Provide an exact transcription of all the records.

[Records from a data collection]
----

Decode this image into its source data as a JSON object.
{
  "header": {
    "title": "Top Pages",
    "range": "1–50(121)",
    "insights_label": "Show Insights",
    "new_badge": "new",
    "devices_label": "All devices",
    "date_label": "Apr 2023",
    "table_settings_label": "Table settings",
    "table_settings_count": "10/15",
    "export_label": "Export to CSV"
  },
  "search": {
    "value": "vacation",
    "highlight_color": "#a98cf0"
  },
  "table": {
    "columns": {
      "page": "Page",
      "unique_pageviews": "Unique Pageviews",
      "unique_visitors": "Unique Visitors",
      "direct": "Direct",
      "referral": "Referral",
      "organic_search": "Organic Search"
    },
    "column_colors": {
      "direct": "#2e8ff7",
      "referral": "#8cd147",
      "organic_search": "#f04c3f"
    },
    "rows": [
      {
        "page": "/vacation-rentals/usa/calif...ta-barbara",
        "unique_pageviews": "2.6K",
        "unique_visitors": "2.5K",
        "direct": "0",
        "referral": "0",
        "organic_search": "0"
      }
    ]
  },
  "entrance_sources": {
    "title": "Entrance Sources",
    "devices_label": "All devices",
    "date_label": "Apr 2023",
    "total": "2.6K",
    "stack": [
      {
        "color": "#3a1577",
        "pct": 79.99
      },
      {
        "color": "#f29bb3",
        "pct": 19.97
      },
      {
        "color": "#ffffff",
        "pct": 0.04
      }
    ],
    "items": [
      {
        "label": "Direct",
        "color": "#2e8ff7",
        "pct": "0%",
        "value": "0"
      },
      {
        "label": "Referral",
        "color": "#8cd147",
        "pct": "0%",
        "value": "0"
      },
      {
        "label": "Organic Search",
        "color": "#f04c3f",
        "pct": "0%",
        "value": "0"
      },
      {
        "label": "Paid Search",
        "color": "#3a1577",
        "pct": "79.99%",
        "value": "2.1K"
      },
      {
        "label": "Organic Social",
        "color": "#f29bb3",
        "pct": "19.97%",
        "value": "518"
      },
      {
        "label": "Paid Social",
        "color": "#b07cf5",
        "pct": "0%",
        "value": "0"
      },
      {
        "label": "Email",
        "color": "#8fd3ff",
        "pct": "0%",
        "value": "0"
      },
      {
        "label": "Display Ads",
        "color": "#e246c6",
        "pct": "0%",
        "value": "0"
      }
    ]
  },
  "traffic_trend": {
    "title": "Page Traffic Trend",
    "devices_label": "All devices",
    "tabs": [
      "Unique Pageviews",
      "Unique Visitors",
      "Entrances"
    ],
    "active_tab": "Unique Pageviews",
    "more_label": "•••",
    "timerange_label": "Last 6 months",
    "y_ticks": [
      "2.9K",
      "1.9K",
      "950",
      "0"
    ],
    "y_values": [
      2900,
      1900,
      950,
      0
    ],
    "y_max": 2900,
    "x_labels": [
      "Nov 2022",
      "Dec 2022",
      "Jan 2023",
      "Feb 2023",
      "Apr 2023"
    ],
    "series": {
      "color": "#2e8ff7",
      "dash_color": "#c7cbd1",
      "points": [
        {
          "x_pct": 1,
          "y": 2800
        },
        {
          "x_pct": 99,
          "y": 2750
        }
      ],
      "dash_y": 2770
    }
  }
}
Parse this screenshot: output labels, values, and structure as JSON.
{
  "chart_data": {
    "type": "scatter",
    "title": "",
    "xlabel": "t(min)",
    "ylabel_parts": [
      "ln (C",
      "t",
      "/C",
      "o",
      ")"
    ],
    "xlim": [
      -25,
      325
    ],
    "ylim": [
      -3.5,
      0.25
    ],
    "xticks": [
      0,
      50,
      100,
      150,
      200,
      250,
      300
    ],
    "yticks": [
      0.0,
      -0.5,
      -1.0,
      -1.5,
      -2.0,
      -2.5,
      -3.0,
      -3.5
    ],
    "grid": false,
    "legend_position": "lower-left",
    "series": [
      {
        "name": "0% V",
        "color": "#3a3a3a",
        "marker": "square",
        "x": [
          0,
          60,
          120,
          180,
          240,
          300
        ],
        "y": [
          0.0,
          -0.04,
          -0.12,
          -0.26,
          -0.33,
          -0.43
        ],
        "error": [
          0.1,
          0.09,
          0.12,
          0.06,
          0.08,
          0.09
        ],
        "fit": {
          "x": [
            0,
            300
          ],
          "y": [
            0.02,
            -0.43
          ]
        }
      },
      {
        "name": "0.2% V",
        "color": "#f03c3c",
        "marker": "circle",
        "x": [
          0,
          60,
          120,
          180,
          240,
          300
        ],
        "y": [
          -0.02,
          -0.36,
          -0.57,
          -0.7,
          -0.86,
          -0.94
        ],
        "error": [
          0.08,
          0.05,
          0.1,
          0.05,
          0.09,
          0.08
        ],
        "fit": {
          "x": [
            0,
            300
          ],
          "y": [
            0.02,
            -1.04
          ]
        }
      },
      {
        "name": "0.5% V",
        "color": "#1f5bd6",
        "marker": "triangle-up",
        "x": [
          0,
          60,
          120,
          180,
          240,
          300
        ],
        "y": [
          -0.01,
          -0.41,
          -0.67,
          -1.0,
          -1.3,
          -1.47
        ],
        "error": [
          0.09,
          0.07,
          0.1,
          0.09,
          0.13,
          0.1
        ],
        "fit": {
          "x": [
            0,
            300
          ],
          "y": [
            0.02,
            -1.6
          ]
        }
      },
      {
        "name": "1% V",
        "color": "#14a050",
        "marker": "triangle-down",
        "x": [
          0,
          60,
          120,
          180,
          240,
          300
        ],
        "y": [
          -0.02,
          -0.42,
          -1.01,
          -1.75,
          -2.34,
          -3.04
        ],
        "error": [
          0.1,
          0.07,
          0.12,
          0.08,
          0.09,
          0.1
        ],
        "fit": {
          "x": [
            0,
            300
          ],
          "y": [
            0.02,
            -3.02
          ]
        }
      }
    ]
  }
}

----

== Solved exercise ==
Decode this image into its source data as a JSON object.
{
  "header": {
    "title": "Top Pages",
    "range": "1–50(121)",
    "insights_label": "Show Insights",
    "new_badge": "new",
    "devices_label": "All devices",
    "date_label": "Apr 2023",
    "table_settings_label": "Table settings",
    "table_settings_count": "10/15",
    "export_label": "Export to CSV"
  },
  "search": {
    "value": "vacation",
    "highlight_color": "#a98cf0"
  },
  "table": {
    "columns": {
      "page": "Page",
      "unique_pageviews": "Unique Pageviews",
      "unique_visitors": "Unique Visitors",
      "direct": "Direct",
      "referral": "Referral",
      "organic_search": "Organic Search"
    },
    "column_colors": {
      "direct": "#2e8ff7",
      "referral": "#8cd147",
      "organic_search": "#f04c3f"
    },
    "rows": [
      {
        "page": "/vacation-rentals/usa/calif...ta-barbara",
        "unique_pageviews": "2.6K",
        "unique_visitors": "2.5K",
        "direct": "0",
        "referral": "0",
        "organic_search": "0"
      }
    ]
  },
  "entrance_sources": {
    "title": "Entrance Sources",
    "devices_label": "All devices",
    "date_label": "Apr 2023",
    "total": "2.6K",
    "stack": [
      {
        "color": "#3a1577",
        "pct": 79.99
      },
      {
        "color": "#f29bb3",
        "pct": 19.97
      },
      {
        "color": "#ffffff",
        "pct": 0.04
      }
    ],
    "items": [
      {
        "label": "Direct",
        "color": "#2e8ff7",
        "pct": "0%",
        "value": "0"
      },
      {
        "label": "Referral",
        "color": "#8cd147",
        "pct": "0%",
        "value": "0"
      },
      {
        "label": "Organic Search",
        "color": "#f04c3f",
        "pct": "0%",
        "value": "0"
      },
      {
        "label": "Paid Search",
        "color": "#3a1577",
        "pct": "79.99%",
        "value": "2.1K"
      },
      {
        "label": "Organic Social",
        "color": "#f29bb3",
        "pct": "19.97%",
        "value": "518"
      },
      {
        "label": "Paid Social",
        "color": "#b07cf5",
        "pct": "0%",
        "value": "0"
      },
      {
        "label": "Email",
        "color": "#8fd3ff",
        "pct": "0%",
        "value": "0"
      },
      {
        "label": "Display Ads",
        "color": "#e246c6",
        "pct": "0%",
        "value": "0"
      }
    ]
  },
  "traffic_trend": {
    "title": "Page Traffic Trend",
    "devices_label": "All devices",
    "tabs": [
      "Unique Pageviews",
      "Unique Visitors",
      "Entrances"
    ],
    "active_tab": "Unique Pageviews",
    "more_label": "•••",
    "timerange_label": "Last 6 months",
    "y_ticks": [
      "2.9K",
      "1.9K",
      "950",
      "0"
    ],
    "y_values": [
      2900,
      1900,
      950,
      0
    ],
    "y_max": 2900,
    "x_labels": [
      "Nov 2022",
      "Dec 2022",
      "Jan 2023",
      "Feb 2023",
      "Apr 2023"
    ],
    "series": {
      "color": "#2e8ff7",
      "dash_color": "#c7cbd1",
      "points": [
        {
          "x_pct": 1,
          "y": 2800
        },
        {
          "x_pct": 99,
          "y": 2750
        }
      ],
      "dash_y": 2770
    }
  }
}
Parse this screenshot: output labels, values, and structure as JSON.
{
  "chart_data": {
    "type": "scatter",
    "title": "",
    "xlabel": "t(min)",
    "ylabel_parts": [
      "ln (C",
      "t",
      "/C",
      "o",
      ")"
    ],
    "xlim": [
      -25,
      325
    ],
    "ylim": [
      -3.5,
      0.25
    ],
    "xticks": [
      0,
      50,
      100,
      150,
      200,
      250,
      300
    ],
    "yticks": [
      0.0,
      -0.5,
      -1.0,
      -1.5,
      -2.0,
      -2.5,
      -3.0,
      -3.5
    ],
    "grid": false,
    "legend_position": "lower-left",
    "series": [
      {
        "name": "0% V",
        "color": "#3a3a3a",
        "marker": "square",
        "x": [
          0,
          60,
          120,
          180,
          240,
          300
        ],
        "y": [
          0.0,
          -0.04,
          -0.12,
          -0.26,
          -0.33,
          -0.43
        ],
        "error": [
          0.1,
          0.09,
          0.12,
          0.06,
          0.08,
          0.09
        ],
        "fit": {
          "x": [
            0,
            300
          ],
          "y": [
            0.02,
            -0.43
          ]
        }
      },
      {
        "name": "0.2% V",
        "color": "#f03c3c",
        "marker": "circle",
        "x": [
          0,
          60,
          120,
          180,
          240,
          300
        ],
        "y": [
          -0.02,
          -0.36,
          -0.57,
          -0.7,
          -0.86,
          -0.94
        ],
        "error": [
          0.08,
          0.05,
          0.1,
          0.05,
          0.09,
          0.08
        ],
        "fit": {
          "x": [
            0,
            300
          ],
          "y": [
            0.02,
            -1.04
          ]
        }
      },
      {
        "name": "0.5% V",
        "color": "#1f5bd6",
        "marker": "triangle-up",
        "x": [
          0,
          60,
          120,
          180,
          240,
          300
        ],
        "y": [
          -0.01,
          -0.41,
          -0.67,
          -1.0,
          -1.3,
          -1.47
        ],
        "error": [
          0.09,
          0.07,
          0.1,
          0.09,
          0.13,
          0.1
        ],
        "fit": {
          "x": [
            0,
            300
          ],
          "y": [
            0.02,
            -1.6
          ]
        }
      },
      {
        "name": "1% V",
        "color": "#14a050",
        "marker": "triangle-down",
        "x": [
          0,
          60,
          120,
          180,
          240,
          300
        ],
        "y": [
          -0.02,
          -0.42,
          -1.01,
          -1.75,
          -2.34,
          -3.04
        ],
        "error": [
          0.1,
          0.07,
          0.12,
          0.08,
          0.09,
          0.1
        ],
        "fit": {
          "x": [
            0,
            300
          ],
          "y": [
            0.02,
            -3.02
          ]
        }
      }
    ]
  }
}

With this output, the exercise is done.